Dataset entries on figures:
==================================================
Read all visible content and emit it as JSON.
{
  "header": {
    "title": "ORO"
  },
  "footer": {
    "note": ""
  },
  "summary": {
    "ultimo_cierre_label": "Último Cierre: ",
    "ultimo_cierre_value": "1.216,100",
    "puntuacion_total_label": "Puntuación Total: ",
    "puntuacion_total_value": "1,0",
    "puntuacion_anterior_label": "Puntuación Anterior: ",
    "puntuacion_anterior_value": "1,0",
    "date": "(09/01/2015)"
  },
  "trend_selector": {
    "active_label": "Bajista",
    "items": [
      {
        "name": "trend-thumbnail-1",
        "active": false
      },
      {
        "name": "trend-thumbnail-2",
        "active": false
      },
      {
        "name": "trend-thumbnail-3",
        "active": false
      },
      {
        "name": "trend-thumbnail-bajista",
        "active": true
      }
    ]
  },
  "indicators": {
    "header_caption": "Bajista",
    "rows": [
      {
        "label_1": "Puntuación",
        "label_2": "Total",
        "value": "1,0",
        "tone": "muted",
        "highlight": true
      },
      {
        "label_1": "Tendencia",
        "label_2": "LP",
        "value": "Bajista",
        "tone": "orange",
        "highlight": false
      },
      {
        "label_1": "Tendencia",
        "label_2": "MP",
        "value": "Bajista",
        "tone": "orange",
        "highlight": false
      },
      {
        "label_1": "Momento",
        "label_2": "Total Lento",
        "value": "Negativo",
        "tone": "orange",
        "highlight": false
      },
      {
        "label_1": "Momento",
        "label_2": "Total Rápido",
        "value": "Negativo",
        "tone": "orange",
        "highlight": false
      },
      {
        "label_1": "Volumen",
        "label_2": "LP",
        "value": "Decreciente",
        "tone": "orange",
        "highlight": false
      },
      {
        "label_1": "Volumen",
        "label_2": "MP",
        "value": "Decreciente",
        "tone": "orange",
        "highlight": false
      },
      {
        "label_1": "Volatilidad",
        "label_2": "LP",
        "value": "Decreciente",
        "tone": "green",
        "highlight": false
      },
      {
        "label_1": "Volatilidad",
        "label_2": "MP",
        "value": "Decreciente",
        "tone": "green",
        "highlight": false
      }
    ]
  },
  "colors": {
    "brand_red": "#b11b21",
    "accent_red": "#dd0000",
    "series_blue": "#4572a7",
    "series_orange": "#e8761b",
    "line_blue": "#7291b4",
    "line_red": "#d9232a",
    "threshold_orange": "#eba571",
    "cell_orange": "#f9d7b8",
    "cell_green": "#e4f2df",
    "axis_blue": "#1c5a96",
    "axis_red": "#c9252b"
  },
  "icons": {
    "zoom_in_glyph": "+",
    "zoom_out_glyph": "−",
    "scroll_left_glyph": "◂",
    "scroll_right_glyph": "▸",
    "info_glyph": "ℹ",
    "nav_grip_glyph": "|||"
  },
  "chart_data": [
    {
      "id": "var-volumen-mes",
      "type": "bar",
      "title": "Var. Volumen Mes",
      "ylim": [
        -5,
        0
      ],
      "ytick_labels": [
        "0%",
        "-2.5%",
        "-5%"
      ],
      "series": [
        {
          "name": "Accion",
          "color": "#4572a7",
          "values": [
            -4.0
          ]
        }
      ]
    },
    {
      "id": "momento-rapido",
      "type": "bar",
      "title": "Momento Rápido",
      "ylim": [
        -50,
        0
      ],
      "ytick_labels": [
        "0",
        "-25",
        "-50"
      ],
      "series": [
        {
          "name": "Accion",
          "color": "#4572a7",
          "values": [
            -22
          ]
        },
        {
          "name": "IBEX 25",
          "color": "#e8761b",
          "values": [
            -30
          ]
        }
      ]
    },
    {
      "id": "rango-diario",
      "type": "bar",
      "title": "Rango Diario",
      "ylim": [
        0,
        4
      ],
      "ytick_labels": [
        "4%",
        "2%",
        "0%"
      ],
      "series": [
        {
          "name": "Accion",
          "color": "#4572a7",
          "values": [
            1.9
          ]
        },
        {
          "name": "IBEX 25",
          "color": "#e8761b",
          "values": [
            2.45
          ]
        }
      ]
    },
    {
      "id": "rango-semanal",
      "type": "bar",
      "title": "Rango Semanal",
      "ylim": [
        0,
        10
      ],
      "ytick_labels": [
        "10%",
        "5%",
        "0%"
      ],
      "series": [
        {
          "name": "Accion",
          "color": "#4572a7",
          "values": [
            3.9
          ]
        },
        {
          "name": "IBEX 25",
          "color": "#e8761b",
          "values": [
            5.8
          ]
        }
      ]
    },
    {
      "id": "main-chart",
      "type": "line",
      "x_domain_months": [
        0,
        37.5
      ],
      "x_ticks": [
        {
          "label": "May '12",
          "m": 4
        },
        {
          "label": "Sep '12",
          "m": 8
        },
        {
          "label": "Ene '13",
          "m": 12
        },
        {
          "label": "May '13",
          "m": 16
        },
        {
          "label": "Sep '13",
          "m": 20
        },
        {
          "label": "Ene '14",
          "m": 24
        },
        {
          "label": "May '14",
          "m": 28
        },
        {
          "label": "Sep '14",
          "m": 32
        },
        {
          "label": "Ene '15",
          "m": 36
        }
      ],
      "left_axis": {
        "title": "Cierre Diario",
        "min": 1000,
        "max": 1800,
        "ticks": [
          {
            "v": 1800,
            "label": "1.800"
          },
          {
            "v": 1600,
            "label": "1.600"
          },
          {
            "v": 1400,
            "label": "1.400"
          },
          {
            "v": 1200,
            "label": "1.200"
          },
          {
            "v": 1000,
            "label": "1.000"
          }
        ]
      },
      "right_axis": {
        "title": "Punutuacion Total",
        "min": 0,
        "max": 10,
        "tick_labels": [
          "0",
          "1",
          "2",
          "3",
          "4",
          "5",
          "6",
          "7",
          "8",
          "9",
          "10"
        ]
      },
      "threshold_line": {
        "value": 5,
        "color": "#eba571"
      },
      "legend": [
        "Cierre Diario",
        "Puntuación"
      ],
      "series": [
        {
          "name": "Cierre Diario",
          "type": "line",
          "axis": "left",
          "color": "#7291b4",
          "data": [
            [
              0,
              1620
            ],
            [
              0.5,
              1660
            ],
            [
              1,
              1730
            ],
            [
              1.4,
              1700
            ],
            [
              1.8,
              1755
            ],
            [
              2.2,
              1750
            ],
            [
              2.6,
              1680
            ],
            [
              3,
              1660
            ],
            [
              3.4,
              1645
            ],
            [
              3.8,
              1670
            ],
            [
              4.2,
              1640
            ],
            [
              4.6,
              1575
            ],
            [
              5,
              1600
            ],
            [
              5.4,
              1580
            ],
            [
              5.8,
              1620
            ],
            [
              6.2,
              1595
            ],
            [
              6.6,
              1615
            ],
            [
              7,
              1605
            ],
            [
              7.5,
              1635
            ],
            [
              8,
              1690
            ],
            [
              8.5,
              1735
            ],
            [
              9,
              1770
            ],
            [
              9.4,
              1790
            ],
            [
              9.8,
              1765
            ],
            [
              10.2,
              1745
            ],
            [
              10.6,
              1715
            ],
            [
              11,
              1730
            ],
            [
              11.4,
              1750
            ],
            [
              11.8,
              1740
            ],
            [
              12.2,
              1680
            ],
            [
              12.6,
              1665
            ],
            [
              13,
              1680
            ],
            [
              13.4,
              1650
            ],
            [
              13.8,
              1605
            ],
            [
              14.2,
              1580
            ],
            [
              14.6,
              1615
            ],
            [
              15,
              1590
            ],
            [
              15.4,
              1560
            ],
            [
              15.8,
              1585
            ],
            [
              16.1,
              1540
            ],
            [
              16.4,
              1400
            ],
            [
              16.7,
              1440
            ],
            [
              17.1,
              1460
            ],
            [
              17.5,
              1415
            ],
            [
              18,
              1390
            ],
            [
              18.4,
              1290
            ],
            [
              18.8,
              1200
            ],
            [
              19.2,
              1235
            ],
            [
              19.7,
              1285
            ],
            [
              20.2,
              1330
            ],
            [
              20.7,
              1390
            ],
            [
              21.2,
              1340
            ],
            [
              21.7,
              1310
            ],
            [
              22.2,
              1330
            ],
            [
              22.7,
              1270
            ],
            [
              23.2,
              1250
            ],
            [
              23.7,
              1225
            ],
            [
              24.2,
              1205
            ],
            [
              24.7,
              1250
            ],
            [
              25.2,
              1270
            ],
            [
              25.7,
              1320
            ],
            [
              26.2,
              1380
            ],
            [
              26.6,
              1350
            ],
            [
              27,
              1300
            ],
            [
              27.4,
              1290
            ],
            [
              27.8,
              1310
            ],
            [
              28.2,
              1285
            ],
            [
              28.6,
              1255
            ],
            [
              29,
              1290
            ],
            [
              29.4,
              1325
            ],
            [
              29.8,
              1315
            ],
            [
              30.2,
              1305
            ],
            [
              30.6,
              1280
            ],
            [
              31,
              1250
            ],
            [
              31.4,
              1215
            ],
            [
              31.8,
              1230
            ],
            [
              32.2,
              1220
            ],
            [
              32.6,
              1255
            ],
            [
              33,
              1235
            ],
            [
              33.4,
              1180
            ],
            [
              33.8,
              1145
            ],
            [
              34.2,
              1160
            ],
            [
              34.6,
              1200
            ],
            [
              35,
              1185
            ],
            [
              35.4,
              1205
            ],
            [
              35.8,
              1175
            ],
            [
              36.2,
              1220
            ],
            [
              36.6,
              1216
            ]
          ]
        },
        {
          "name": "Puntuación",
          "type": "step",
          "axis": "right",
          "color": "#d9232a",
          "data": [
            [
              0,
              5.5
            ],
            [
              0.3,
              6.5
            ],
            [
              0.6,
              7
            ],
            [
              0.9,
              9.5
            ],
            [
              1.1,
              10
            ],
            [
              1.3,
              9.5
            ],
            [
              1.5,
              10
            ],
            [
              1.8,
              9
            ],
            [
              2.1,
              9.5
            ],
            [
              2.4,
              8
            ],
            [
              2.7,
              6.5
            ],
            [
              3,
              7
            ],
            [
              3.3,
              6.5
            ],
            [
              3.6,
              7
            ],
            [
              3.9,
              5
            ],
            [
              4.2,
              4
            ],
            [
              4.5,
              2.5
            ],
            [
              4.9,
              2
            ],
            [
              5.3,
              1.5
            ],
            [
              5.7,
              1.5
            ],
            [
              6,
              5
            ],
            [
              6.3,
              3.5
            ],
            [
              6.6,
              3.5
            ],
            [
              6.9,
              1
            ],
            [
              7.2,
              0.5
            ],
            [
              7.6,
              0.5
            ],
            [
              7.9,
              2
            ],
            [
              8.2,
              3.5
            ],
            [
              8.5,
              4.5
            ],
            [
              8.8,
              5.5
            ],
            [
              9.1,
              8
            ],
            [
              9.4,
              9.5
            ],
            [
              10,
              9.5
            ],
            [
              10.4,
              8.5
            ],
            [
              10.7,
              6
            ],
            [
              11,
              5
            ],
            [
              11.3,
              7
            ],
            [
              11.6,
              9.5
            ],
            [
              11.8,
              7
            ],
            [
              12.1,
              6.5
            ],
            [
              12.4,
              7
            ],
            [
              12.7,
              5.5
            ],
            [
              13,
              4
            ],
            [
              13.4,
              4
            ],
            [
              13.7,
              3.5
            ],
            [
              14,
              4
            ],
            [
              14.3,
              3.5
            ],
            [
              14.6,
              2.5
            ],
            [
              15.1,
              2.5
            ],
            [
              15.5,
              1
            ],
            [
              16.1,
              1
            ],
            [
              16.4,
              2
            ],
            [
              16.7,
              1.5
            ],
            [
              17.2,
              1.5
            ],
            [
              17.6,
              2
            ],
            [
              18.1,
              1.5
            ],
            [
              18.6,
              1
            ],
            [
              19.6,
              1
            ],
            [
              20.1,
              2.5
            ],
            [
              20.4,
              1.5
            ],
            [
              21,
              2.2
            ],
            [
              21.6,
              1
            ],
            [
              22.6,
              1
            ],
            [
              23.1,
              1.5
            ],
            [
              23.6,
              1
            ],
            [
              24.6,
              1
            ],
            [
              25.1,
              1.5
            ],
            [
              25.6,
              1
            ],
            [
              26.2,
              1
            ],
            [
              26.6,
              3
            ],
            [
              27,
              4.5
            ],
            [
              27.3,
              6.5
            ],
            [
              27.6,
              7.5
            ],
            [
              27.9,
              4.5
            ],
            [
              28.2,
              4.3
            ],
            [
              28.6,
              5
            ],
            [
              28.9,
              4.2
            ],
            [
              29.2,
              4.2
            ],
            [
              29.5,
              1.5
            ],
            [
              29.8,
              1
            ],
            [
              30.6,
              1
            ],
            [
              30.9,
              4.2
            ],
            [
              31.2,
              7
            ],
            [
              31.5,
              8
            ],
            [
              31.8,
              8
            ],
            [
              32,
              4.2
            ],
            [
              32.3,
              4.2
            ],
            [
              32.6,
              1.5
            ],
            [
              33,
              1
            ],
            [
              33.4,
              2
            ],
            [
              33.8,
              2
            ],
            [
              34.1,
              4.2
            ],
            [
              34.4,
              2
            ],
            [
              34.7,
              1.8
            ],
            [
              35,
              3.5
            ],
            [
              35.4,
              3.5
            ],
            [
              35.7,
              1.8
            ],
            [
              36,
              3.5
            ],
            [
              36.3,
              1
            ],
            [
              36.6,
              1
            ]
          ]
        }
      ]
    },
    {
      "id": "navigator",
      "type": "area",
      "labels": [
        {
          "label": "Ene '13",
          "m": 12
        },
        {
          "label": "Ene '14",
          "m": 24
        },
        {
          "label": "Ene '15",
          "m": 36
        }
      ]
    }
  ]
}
==================================================
GIVEN EXERCISE ▸ Using the listing above, pull out all lines that hold the word "Puntuación".

RESPONSE ▸
    "puntuacion_total_label": "Puntuación Total: ",
    "puntuacion_anterior_label": "Puntuación Anterior: ",
        "label_1": "Puntuación",
        "Puntuación"
          "name": "Puntuación",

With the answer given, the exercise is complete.